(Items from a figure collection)
===============
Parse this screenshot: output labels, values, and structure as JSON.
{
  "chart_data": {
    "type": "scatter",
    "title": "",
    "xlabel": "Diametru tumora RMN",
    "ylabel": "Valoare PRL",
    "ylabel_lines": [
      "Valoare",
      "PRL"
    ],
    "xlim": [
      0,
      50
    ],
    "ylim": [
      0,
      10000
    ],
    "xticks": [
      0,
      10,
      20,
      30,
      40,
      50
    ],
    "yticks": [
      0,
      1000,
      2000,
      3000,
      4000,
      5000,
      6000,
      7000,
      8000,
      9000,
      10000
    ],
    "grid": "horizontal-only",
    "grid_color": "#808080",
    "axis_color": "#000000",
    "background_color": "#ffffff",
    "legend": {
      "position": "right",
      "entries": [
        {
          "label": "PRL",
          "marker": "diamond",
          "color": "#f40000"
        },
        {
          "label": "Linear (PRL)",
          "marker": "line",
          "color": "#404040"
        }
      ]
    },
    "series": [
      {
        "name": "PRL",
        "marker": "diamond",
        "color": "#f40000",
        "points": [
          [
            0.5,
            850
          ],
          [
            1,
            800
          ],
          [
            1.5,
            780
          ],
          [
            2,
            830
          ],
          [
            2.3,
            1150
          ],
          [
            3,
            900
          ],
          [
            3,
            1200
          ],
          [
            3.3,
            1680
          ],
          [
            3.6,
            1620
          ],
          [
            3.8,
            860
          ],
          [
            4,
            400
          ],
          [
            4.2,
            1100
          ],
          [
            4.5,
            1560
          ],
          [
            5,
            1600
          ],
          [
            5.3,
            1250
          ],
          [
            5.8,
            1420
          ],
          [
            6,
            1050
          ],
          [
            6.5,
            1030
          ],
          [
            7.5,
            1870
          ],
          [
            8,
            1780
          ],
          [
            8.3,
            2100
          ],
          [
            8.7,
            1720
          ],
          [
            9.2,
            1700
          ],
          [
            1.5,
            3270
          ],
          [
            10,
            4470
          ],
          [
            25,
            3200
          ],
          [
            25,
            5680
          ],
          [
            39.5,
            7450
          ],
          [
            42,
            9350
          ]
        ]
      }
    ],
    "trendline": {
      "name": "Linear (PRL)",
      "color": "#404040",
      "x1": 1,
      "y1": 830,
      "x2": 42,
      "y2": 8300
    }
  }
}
===============
### THE PROBLEM
Reproduce all of the entries above verbatim.

### ANSWER TO THE EXERCISE
Parse this screenshot: output labels, values, and structure as JSON.
{
  "chart_data": {
    "type": "scatter",
    "title": "",
    "xlabel": "Diametru tumora RMN",
    "ylabel": "Valoare PRL",
    "ylabel_lines": [
      "Valoare",
      "PRL"
    ],
    "xlim": [
      0,
      50
    ],
    "ylim": [
      0,
      10000
    ],
    "xticks": [
      0,
      10,
      20,
      30,
      40,
      50
    ],
    "yticks": [
      0,
      1000,
      2000,
      3000,
      4000,
      5000,
      6000,
      7000,
      8000,
      9000,
      10000
    ],
    "grid": "horizontal-only",
    "grid_color": "#808080",
    "axis_color": "#000000",
    "background_color": "#ffffff",
    "legend": {
      "position": "right",
      "entries": [
        {
          "label": "PRL",
          "marker": "diamond",
          "color": "#f40000"
        },
        {
          "label": "Linear (PRL)",
          "marker": "line",
          "color": "#404040"
        }
      ]
    },
    "series": [
      {
        "name": "PRL",
        "marker": "diamond",
        "color": "#f40000",
        "points": [
          [
            0.5,
            850
          ],
          [
            1,
            800
          ],
          [
            1.5,
            780
          ],
          [
            2,
            830
          ],
          [
            2.3,
            1150
          ],
          [
            3,
            900
          ],
          [
            3,
            1200
          ],
          [
            3.3,
            1680
          ],
          [
            3.6,
            1620
          ],
          [
            3.8,
            860
          ],
          [
            4,
            400
          ],
          [
            4.2,
            1100
          ],
          [
            4.5,
            1560
          ],
          [
            5,
            1600
          ],
          [
            5.3,
            1250
          ],
          [
            5.8,
            1420
          ],
          [
            6,
            1050
          ],
          [
            6.5,
            1030
          ],
          [
            7.5,
            1870
          ],
          [
            8,
            1780
          ],
          [
            8.3,
            2100
          ],
          [
            8.7,
            1720
          ],
          [
            9.2,
            1700
          ],
          [
            1.5,
            3270
          ],
          [
            10,
            4470
          ],
          [
            25,
            3200
          ],
          [
            25,
            5680
          ],
          [
            39.5,
            7450
          ],
          [
            42,
            9350
          ]
        ]
      }
    ],
    "trendline": {
      "name": "Linear (PRL)",
      "color": "#404040",
      "x1": 1,
      "y1": 830,
      "x2": 42,
      "y2": 8300
    }
  }
}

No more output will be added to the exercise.